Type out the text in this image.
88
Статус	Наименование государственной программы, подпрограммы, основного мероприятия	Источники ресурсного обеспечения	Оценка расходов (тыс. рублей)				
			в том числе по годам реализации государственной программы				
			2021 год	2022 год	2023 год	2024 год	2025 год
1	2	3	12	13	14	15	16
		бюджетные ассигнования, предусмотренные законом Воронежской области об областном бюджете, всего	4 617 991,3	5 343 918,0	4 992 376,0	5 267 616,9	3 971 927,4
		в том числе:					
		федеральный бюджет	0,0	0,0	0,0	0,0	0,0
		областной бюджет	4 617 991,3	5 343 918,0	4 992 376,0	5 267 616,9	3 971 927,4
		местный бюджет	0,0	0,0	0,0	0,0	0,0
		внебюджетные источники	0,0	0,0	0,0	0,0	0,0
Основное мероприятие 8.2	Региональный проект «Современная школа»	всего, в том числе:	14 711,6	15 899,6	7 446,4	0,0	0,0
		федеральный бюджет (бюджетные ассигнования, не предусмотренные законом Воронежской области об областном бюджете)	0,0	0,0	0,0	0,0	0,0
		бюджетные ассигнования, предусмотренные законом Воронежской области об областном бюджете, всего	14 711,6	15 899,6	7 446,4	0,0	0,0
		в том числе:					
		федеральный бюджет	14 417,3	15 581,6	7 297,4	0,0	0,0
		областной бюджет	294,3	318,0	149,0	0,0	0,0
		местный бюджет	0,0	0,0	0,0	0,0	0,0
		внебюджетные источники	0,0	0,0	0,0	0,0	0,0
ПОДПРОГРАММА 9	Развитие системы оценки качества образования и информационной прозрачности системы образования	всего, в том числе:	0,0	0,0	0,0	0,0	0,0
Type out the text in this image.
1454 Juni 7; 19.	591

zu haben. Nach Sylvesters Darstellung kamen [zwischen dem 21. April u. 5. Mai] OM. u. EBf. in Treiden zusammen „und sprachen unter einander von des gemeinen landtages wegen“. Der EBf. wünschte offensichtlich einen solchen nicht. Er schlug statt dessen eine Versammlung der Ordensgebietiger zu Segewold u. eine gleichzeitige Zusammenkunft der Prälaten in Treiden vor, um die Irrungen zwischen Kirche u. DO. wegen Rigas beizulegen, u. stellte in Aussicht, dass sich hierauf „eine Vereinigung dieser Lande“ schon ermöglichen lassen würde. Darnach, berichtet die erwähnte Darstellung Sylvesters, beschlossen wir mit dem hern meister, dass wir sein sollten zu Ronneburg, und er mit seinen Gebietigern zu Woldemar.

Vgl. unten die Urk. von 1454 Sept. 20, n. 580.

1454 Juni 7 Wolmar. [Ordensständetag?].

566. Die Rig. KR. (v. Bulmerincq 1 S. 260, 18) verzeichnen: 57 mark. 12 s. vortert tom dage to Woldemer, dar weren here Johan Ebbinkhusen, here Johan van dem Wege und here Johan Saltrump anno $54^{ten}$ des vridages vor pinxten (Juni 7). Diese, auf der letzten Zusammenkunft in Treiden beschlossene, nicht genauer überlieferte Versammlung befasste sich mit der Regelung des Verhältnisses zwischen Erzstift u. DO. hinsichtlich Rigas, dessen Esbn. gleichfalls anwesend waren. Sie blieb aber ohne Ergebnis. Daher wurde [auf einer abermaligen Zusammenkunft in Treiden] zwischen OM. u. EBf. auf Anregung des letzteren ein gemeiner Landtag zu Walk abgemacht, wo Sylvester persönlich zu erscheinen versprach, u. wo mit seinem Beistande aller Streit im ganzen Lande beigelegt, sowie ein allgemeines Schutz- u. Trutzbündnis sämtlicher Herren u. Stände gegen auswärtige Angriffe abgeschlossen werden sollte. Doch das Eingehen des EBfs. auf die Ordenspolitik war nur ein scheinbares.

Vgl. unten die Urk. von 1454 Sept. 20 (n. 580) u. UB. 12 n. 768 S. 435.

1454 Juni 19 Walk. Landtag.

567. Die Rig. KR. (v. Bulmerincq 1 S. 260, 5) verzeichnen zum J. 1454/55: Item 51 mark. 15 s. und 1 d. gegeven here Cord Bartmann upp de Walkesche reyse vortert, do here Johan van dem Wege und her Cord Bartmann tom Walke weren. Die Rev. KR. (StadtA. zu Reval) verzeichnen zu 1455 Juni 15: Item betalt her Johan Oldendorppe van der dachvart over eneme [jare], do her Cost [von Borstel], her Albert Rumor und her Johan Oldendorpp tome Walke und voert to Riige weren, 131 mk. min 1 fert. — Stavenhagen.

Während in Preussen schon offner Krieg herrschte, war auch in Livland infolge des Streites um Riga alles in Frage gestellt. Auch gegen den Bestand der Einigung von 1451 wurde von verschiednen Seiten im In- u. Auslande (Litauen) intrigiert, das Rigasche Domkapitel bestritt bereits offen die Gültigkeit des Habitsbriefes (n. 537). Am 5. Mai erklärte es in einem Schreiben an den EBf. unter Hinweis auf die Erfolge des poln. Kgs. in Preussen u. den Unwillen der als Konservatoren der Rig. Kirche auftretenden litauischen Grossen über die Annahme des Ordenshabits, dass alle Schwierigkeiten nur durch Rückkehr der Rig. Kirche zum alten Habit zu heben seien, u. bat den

• [Goal] In the entries above, how many lines hold the word "законом"? State the number and nothing else.

• [Solution to this problem] 3